# [EXERCISE OBJECTIVE]
Write out the data below exactly as given, without any of its pictures.

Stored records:

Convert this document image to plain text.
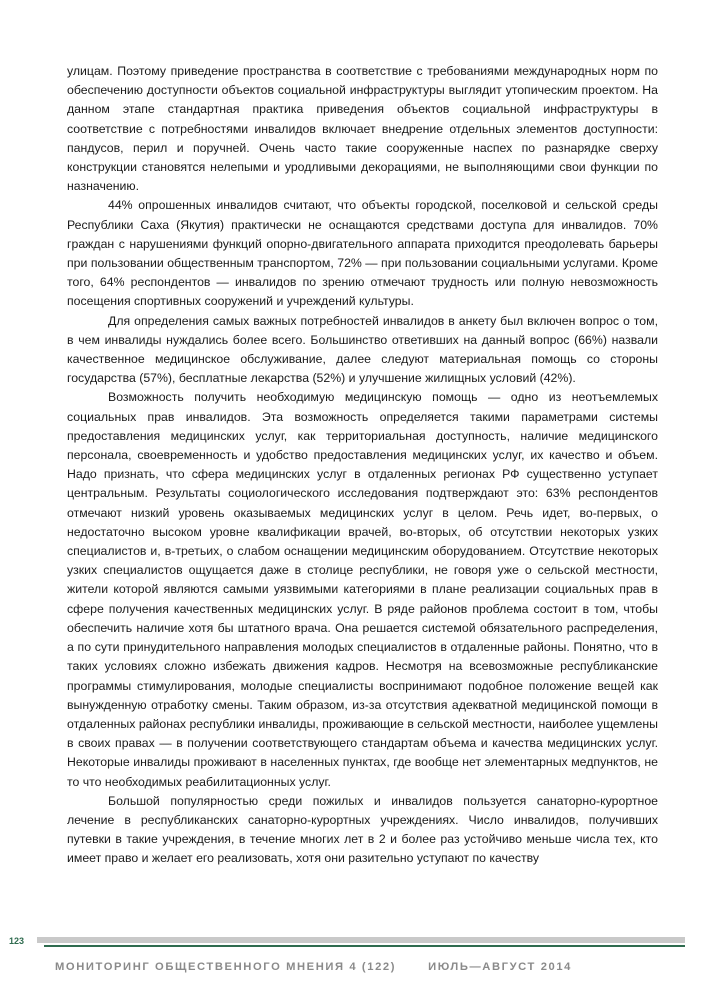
улицам. Поэтому приведение пространства в соответствие с требованиями международных норм по обеспечению доступности объектов социальной инфраструктуры выглядит утопическим проектом. На данном этапе стандартная практика приведения объектов социальной инфраструктуры в соответствие с потребностями инвалидов включает внедрение отдельных элементов доступности: пандусов, перил и поручней. Очень часто такие сооруженные наспех по разнарядке сверху конструкции становятся нелепыми и уродливыми декорациями, не выполняющими свои функции по назначению.

44% опрошенных инвалидов считают, что объекты городской, поселковой и сельской среды Республики Саха (Якутия) практически не оснащаются средствами доступа для инвалидов. 70% граждан с нарушениями функций опорно-двигательного аппарата приходится преодолевать барьеры при пользовании общественным транспортом, 72% — при пользовании социальными услугами. Кроме того, 64% респондентов — инвалидов по зрению отмечают трудность или полную невозможность посещения спортивных сооружений и учреждений культуры.

Для определения самых важных потребностей инвалидов в анкету был включен вопрос о том, в чем инвалиды нуждались более всего. Большинство ответивших на данный вопрос (66%) назвали качественное медицинское обслуживание, далее следуют материальная помощь со стороны государства (57%), бесплатные лекарства (52%) и улучшение жилищных условий (42%).

Возможность получить необходимую медицинскую помощь — одно из неотъемлемых социальных прав инвалидов. Эта возможность определяется такими параметрами системы предоставления медицинских услуг, как территориальная доступность, наличие медицинского персонала, своевременность и удобство предоставления медицинских услуг, их качество и объем. Надо признать, что сфера медицинских услуг в отдаленных регионах РФ существенно уступает центральным. Результаты социологического исследования подтверждают это: 63% респондентов отмечают низкий уровень оказываемых медицинских услуг в целом. Речь идет, во-первых, о недостаточно высоком уровне квалификации врачей, во-вторых, об отсутствии некоторых узких специалистов и, в-третьих, о слабом оснащении медицинским оборудованием. Отсутствие некоторых узких специалистов ощущается даже в столице республики, не говоря уже о сельской местности, жители которой являются самыми уязвимыми категориями в плане реализации социальных прав в сфере получения качественных медицинских услуг. В ряде районов проблема состоит в том, чтобы обеспечить наличие хотя бы штатного врача. Она решается системой обязательного распределения, а по сути принудительного направления молодых специалистов в отдаленные районы. Понятно, что в таких условиях сложно избежать движения кадров. Несмотря на всевозможные республиканские программы стимулирования, молодые специалисты воспринимают подобное положение вещей как вынужденную отработку смены. Таким образом, из-за отсутствия адекватной медицинской помощи в отдаленных районах республики инвалиды, проживающие в сельской местности, наиболее ущемлены в своих правах — в получении соответствующего стандартам объема и качества медицинских услуг. Некоторые инвалиды проживают в населенных пунктах, где вообще нет элементарных медпунктов, не то что необходимых реабилитационных услуг.

Большой популярностью среди пожилых и инвалидов пользуется санаторно-курортное лечение в республиканских санаторно-курортных учреждениях. Число инвалидов, получивших путевки в такие учреждения, в течение многих лет в 2 и более раз устойчиво меньше числа тех, кто имеет право и желает его реализовать, хотя они разительно уступают по качеству

123
МОНИТОРИНГ ОБЩЕСТВЕННОГО МНЕНИЯ 4 (122)	ИЮЛЬ—АВГУСТ 2014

# [CORRECT OUTPUT]
Convert this document image to plain text.
улицам. Поэтому приведение пространства в соответствие с требованиями международных норм по обеспечению доступности объектов социальной инфраструктуры выглядит утопическим проектом. На данном этапе стандартная практика приведения объектов социальной инфраструктуры в соответствие с потребностями инвалидов включает внедрение отдельных элементов доступности: пандусов, перил и поручней. Очень часто такие сооруженные наспех по разнарядке сверху конструкции становятся нелепыми и уродливыми декорациями, не выполняющими свои функции по назначению.

44% опрошенных инвалидов считают, что объекты городской, поселковой и сельской среды Республики Саха (Якутия) практически не оснащаются средствами доступа для инвалидов. 70% граждан с нарушениями функций опорно-двигательного аппарата приходится преодолевать барьеры при пользовании общественным транспортом, 72% — при пользовании социальными услугами. Кроме того, 64% респондентов — инвалидов по зрению отмечают трудность или полную невозможность посещения спортивных сооружений и учреждений культуры.

Для определения самых важных потребностей инвалидов в анкету был включен вопрос о том, в чем инвалиды нуждались более всего. Большинство ответивших на данный вопрос (66%) назвали качественное медицинское обслуживание, далее следуют материальная помощь со стороны государства (57%), бесплатные лекарства (52%) и улучшение жилищных условий (42%).

Возможность получить необходимую медицинскую помощь — одно из неотъемлемых социальных прав инвалидов. Эта возможность определяется такими параметрами системы предоставления медицинских услуг, как территориальная доступность, наличие медицинского персонала, своевременность и удобство предоставления медицинских услуг, их качество и объем. Надо признать, что сфера медицинских услуг в отдаленных регионах РФ существенно уступает центральным. Результаты социологического исследования подтверждают это: 63% респондентов отмечают низкий уровень оказываемых медицинских услуг в целом. Речь идет, во-первых, о недостаточно высоком уровне квалификации врачей, во-вторых, об отсутствии некоторых узких специалистов и, в-третьих, о слабом оснащении медицинским оборудованием. Отсутствие некоторых узких специалистов ощущается даже в столице республики, не говоря уже о сельской местности, жители которой являются самыми уязвимыми категориями в плане реализации социальных прав в сфере получения качественных медицинских услуг. В ряде районов проблема состоит в том, чтобы обеспечить наличие хотя бы штатного врача. Она решается системой обязательного распределения, а по сути принудительного направления молодых специалистов в отдаленные районы. Понятно, что в таких условиях сложно избежать движения кадров. Несмотря на всевозможные республиканские программы стимулирования, молодые специалисты воспринимают подобное положение вещей как вынужденную отработку смены. Таким образом, из-за отсутствия адекватной медицинской помощи в отдаленных районах республики инвалиды, проживающие в сельской местности, наиболее ущемлены в своих правах — в получении соответствующего стандартам объема и качества медицинских услуг. Некоторые инвалиды проживают в населенных пунктах, где вообще нет элементарных медпунктов, не то что необходимых реабилитационных услуг.

Большой популярностью среди пожилых и инвалидов пользуется санаторно-курортное лечение в республиканских санаторно-курортных учреждениях. Число инвалидов, получивших путевки в такие учреждения, в течение многих лет в 2 и более раз устойчиво меньше числа тех, кто имеет право и желает его реализовать, хотя они разительно уступают по качеству

123
МОНИТОРИНГ ОБЩЕСТВЕННОГО МНЕНИЯ 4 (122)	ИЮЛЬ—АВГУСТ 2014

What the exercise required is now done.